• WRITTEN REQUEST: Every line below should be copied exactly; drop the pictures.

■ ■ ■ ■ ■ ■ ■

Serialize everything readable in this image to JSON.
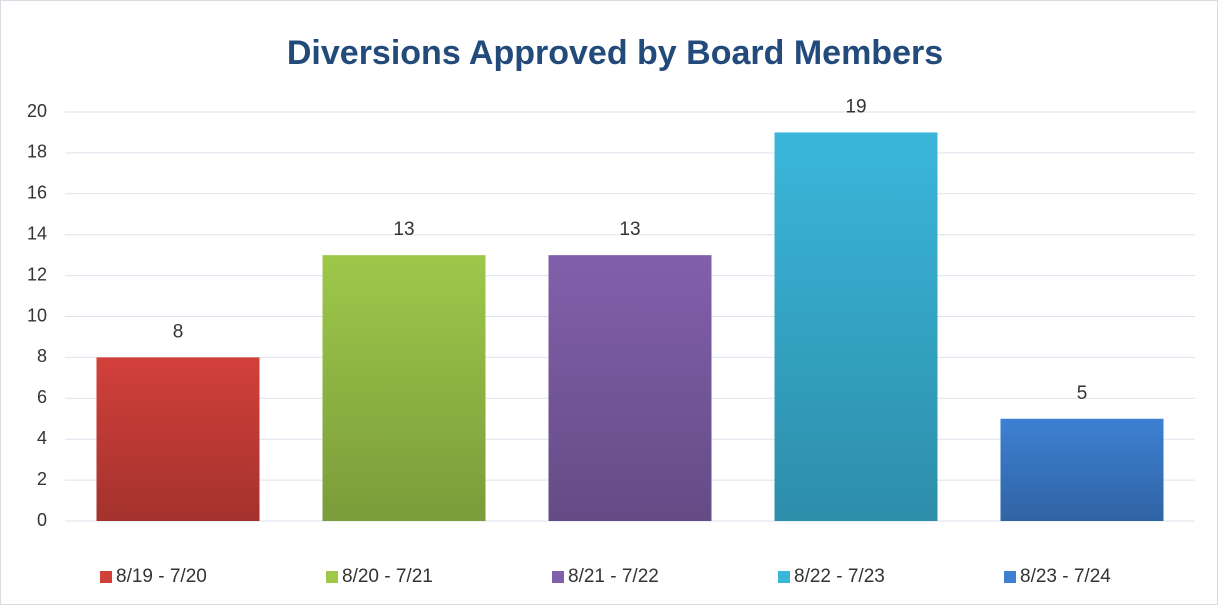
{
  "chart_data": {
    "type": "bar",
    "title": "Diversions Approved by Board Members",
    "categories": [
      "8/19 - 7/20",
      "8/20 - 7/21",
      "8/21 - 7/22",
      "8/22 - 7/23",
      "8/23 - 7/24"
    ],
    "values": [
      8,
      13,
      13,
      19,
      5
    ],
    "colors": [
      "#d2403a",
      "#9dc84a",
      "#8160ab",
      "#3ab6da",
      "#3d80d2"
    ],
    "ylim": [
      0,
      20
    ],
    "yticks": [
      0,
      2,
      4,
      6,
      8,
      10,
      12,
      14,
      16,
      18,
      20
    ],
    "grid": true,
    "legend": "bottom"
  }
}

■ ■ ■ ■ ■ ■ ■

• FINISHED TASK:
Serialize everything readable in this image to JSON.
{
  "chart_data": {
    "type": "bar",
    "title": "Diversions Approved by Board Members",
    "categories": [
      "8/19 - 7/20",
      "8/20 - 7/21",
      "8/21 - 7/22",
      "8/22 - 7/23",
      "8/23 - 7/24"
    ],
    "values": [
      8,
      13,
      13,
      19,
      5
    ],
    "colors": [
      "#d2403a",
      "#9dc84a",
      "#8160ab",
      "#3ab6da",
      "#3d80d2"
    ],
    "ylim": [
      0,
      20
    ],
    "yticks": [
      0,
      2,
      4,
      6,
      8,
      10,
      12,
      14,
      16,
      18,
      20
    ],
    "grid": true,
    "legend": "bottom"
  }
}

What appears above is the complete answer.